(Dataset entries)

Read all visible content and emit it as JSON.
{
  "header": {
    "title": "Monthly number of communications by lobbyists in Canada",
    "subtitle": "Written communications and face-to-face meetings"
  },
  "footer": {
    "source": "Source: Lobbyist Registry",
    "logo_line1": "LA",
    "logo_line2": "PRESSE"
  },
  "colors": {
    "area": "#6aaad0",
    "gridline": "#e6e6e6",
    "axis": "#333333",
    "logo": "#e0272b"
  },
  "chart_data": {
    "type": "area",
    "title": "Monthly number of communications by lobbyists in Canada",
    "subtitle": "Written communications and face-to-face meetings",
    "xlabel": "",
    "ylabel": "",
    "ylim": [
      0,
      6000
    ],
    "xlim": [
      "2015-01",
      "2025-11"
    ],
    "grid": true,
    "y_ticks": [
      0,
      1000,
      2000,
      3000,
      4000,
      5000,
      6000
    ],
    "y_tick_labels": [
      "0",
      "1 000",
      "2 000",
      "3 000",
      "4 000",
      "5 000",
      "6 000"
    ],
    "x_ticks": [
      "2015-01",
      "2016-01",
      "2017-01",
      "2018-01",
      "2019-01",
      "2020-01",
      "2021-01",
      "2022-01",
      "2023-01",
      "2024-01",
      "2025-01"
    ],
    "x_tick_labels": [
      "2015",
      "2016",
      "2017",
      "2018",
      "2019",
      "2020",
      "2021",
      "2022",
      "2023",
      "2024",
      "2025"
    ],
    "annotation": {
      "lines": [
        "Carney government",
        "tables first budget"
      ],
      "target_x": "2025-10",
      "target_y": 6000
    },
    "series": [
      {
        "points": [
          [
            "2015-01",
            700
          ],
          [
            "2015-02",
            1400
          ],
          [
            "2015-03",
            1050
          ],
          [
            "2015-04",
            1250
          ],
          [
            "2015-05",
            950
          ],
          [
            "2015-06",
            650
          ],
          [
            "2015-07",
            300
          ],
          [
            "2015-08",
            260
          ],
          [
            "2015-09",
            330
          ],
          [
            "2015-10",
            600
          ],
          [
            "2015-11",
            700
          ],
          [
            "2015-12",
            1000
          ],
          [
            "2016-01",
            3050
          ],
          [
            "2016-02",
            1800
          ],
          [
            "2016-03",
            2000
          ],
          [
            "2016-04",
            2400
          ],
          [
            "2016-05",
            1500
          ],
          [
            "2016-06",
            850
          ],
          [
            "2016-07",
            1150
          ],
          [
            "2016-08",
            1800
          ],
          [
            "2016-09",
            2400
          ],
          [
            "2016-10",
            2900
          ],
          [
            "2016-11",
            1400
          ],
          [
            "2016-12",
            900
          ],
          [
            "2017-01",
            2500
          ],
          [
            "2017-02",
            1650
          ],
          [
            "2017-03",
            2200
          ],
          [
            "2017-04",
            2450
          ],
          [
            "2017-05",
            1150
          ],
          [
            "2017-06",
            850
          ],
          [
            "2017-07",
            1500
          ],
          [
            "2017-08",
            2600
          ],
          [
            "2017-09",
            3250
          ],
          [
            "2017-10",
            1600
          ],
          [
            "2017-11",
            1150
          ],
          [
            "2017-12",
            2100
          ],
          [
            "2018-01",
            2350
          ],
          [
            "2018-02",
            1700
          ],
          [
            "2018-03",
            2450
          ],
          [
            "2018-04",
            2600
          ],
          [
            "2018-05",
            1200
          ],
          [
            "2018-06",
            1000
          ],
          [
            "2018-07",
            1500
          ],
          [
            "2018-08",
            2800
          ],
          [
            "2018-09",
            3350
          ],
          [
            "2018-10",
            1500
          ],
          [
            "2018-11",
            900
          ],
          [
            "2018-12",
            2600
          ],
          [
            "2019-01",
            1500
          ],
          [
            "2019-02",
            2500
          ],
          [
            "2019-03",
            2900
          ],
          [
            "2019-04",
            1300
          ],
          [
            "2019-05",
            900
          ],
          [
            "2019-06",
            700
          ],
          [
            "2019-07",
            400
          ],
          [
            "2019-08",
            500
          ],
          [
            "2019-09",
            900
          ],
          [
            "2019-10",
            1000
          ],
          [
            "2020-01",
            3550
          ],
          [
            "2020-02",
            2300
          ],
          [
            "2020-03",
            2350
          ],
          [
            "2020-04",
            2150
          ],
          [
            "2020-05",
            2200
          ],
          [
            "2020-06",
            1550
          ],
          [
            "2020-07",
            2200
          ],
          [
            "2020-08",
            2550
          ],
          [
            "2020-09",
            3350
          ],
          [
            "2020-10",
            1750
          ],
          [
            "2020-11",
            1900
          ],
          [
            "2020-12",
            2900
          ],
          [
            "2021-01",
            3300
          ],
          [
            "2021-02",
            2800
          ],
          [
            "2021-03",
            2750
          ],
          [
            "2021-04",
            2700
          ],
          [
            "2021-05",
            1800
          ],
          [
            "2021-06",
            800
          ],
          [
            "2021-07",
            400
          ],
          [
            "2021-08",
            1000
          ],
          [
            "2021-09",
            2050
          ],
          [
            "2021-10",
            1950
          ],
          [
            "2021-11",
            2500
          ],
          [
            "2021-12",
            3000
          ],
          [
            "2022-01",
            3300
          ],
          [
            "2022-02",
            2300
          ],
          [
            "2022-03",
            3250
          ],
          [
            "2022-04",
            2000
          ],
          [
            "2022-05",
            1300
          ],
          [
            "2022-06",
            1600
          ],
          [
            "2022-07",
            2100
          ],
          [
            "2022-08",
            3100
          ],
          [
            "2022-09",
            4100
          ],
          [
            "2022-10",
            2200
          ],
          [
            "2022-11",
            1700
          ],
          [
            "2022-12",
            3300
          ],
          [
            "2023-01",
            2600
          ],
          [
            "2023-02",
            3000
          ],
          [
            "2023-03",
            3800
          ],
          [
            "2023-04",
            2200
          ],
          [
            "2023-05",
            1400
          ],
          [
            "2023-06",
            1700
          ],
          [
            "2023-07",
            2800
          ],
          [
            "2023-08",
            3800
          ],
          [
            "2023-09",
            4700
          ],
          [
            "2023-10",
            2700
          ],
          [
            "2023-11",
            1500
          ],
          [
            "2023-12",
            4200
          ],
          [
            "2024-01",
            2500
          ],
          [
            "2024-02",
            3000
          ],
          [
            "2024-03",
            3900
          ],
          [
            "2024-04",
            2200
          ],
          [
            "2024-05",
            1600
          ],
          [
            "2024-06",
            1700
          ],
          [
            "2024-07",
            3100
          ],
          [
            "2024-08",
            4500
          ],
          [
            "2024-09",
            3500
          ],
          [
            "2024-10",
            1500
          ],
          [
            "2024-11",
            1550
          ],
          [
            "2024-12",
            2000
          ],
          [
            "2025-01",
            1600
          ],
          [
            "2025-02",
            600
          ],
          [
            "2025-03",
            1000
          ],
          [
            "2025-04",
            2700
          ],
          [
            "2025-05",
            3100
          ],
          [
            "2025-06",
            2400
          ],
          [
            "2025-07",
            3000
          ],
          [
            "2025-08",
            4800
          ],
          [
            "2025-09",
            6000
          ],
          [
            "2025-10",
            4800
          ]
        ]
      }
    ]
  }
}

__DO THIS__.
Restate the whole listing exactly.

__SOLUTION__.
Read all visible content and emit it as JSON.
{
  "header": {
    "title": "Monthly number of communications by lobbyists in Canada",
    "subtitle": "Written communications and face-to-face meetings"
  },
  "footer": {
    "source": "Source: Lobbyist Registry",
    "logo_line1": "LA",
    "logo_line2": "PRESSE"
  },
  "colors": {
    "area": "#6aaad0",
    "gridline": "#e6e6e6",
    "axis": "#333333",
    "logo": "#e0272b"
  },
  "chart_data": {
    "type": "area",
    "title": "Monthly number of communications by lobbyists in Canada",
    "subtitle": "Written communications and face-to-face meetings",
    "xlabel": "",
    "ylabel": "",
    "ylim": [
      0,
      6000
    ],
    "xlim": [
      "2015-01",
      "2025-11"
    ],
    "grid": true,
    "y_ticks": [
      0,
      1000,
      2000,
      3000,
      4000,
      5000,
      6000
    ],
    "y_tick_labels": [
      "0",
      "1 000",
      "2 000",
      "3 000",
      "4 000",
      "5 000",
      "6 000"
    ],
    "x_ticks": [
      "2015-01",
      "2016-01",
      "2017-01",
      "2018-01",
      "2019-01",
      "2020-01",
      "2021-01",
      "2022-01",
      "2023-01",
      "2024-01",
      "2025-01"
    ],
    "x_tick_labels": [
      "2015",
      "2016",
      "2017",
      "2018",
      "2019",
      "2020",
      "2021",
      "2022",
      "2023",
      "2024",
      "2025"
    ],
    "annotation": {
      "lines": [
        "Carney government",
        "tables first budget"
      ],
      "target_x": "2025-10",
      "target_y": 6000
    },
    "series": [
      {
        "points": [
          [
            "2015-01",
            700
          ],
          [
            "2015-02",
            1400
          ],
          [
            "2015-03",
            1050
          ],
          [
            "2015-04",
            1250
          ],
          [
            "2015-05",
            950
          ],
          [
            "2015-06",
            650
          ],
          [
            "2015-07",
            300
          ],
          [
            "2015-08",
            260
          ],
          [
            "2015-09",
            330
          ],
          [
            "2015-10",
            600
          ],
          [
            "2015-11",
            700
          ],
          [
            "2015-12",
            1000
          ],
          [
            "2016-01",
            3050
          ],
          [
            "2016-02",
            1800
          ],
          [
            "2016-03",
            2000
          ],
          [
            "2016-04",
            2400
          ],
          [
            "2016-05",
            1500
          ],
          [
            "2016-06",
            850
          ],
          [
            "2016-07",
            1150
          ],
          [
            "2016-08",
            1800
          ],
          [
            "2016-09",
            2400
          ],
          [
            "2016-10",
            2900
          ],
          [
            "2016-11",
            1400
          ],
          [
            "2016-12",
            900
          ],
          [
            "2017-01",
            2500
          ],
          [
            "2017-02",
            1650
          ],
          [
            "2017-03",
            2200
          ],
          [
            "2017-04",
            2450
          ],
          [
            "2017-05",
            1150
          ],
          [
            "2017-06",
            850
          ],
          [
            "2017-07",
            1500
          ],
          [
            "2017-08",
            2600
          ],
          [
            "2017-09",
            3250
          ],
          [
            "2017-10",
            1600
          ],
          [
            "2017-11",
            1150
          ],
          [
            "2017-12",
            2100
          ],
          [
            "2018-01",
            2350
          ],
          [
            "2018-02",
            1700
          ],
          [
            "2018-03",
            2450
          ],
          [
            "2018-04",
            2600
          ],
          [
            "2018-05",
            1200
          ],
          [
            "2018-06",
            1000
          ],
          [
            "2018-07",
            1500
          ],
          [
            "2018-08",
            2800
          ],
          [
            "2018-09",
            3350
          ],
          [
            "2018-10",
            1500
          ],
          [
            "2018-11",
            900
          ],
          [
            "2018-12",
            2600
          ],
          [
            "2019-01",
            1500
          ],
          [
            "2019-02",
            2500
          ],
          [
            "2019-03",
            2900
          ],
          [
            "2019-04",
            1300
          ],
          [
            "2019-05",
            900
          ],
          [
            "2019-06",
            700
          ],
          [
            "2019-07",
            400
          ],
          [
            "2019-08",
            500
          ],
          [
            "2019-09",
            900
          ],
          [
            "2019-10",
            1000
          ],
          [
            "2020-01",
            3550
          ],
          [
            "2020-02",
            2300
          ],
          [
            "2020-03",
            2350
          ],
          [
            "2020-04",
            2150
          ],
          [
            "2020-05",
            2200
          ],
          [
            "2020-06",
            1550
          ],
          [
            "2020-07",
            2200
          ],
          [
            "2020-08",
            2550
          ],
          [
            "2020-09",
            3350
          ],
          [
            "2020-10",
            1750
          ],
          [
            "2020-11",
            1900
          ],
          [
            "2020-12",
            2900
          ],
          [
            "2021-01",
            3300
          ],
          [
            "2021-02",
            2800
          ],
          [
            "2021-03",
            2750
          ],
          [
            "2021-04",
            2700
          ],
          [
            "2021-05",
            1800
          ],
          [
            "2021-06",
            800
          ],
          [
            "2021-07",
            400
          ],
          [
            "2021-08",
            1000
          ],
          [
            "2021-09",
            2050
          ],
          [
            "2021-10",
            1950
          ],
          [
            "2021-11",
            2500
          ],
          [
            "2021-12",
            3000
          ],
          [
            "2022-01",
            3300
          ],
          [
            "2022-02",
            2300
          ],
          [
            "2022-03",
            3250
          ],
          [
            "2022-04",
            2000
          ],
          [
            "2022-05",
            1300
          ],
          [
            "2022-06",
            1600
          ],
          [
            "2022-07",
            2100
          ],
          [
            "2022-08",
            3100
          ],
          [
            "2022-09",
            4100
          ],
          [
            "2022-10",
            2200
          ],
          [
            "2022-11",
            1700
          ],
          [
            "2022-12",
            3300
          ],
          [
            "2023-01",
            2600
          ],
          [
            "2023-02",
            3000
          ],
          [
            "2023-03",
            3800
          ],
          [
            "2023-04",
            2200
          ],
          [
            "2023-05",
            1400
          ],
          [
            "2023-06",
            1700
          ],
          [
            "2023-07",
            2800
          ],
          [
            "2023-08",
            3800
          ],
          [
            "2023-09",
            4700
          ],
          [
            "2023-10",
            2700
          ],
          [
            "2023-11",
            1500
          ],
          [
            "2023-12",
            4200
          ],
          [
            "2024-01",
            2500
          ],
          [
            "2024-02",
            3000
          ],
          [
            "2024-03",
            3900
          ],
          [
            "2024-04",
            2200
          ],
          [
            "2024-05",
            1600
          ],
          [
            "2024-06",
            1700
          ],
          [
            "2024-07",
            3100
          ],
          [
            "2024-08",
            4500
          ],
          [
            "2024-09",
            3500
          ],
          [
            "2024-10",
            1500
          ],
          [
            "2024-11",
            1550
          ],
          [
            "2024-12",
            2000
          ],
          [
            "2025-01",
            1600
          ],
          [
            "2025-02",
            600
          ],
          [
            "2025-03",
            1000
          ],
          [
            "2025-04",
            2700
          ],
          [
            "2025-05",
            3100
          ],
          [
            "2025-06",
            2400
          ],
          [
            "2025-07",
            3000
          ],
          [
            "2025-08",
            4800
          ],
          [
            "2025-09",
            6000
          ],
          [
            "2025-10",
            4800
          ]
        ]
      }
    ]
  }
}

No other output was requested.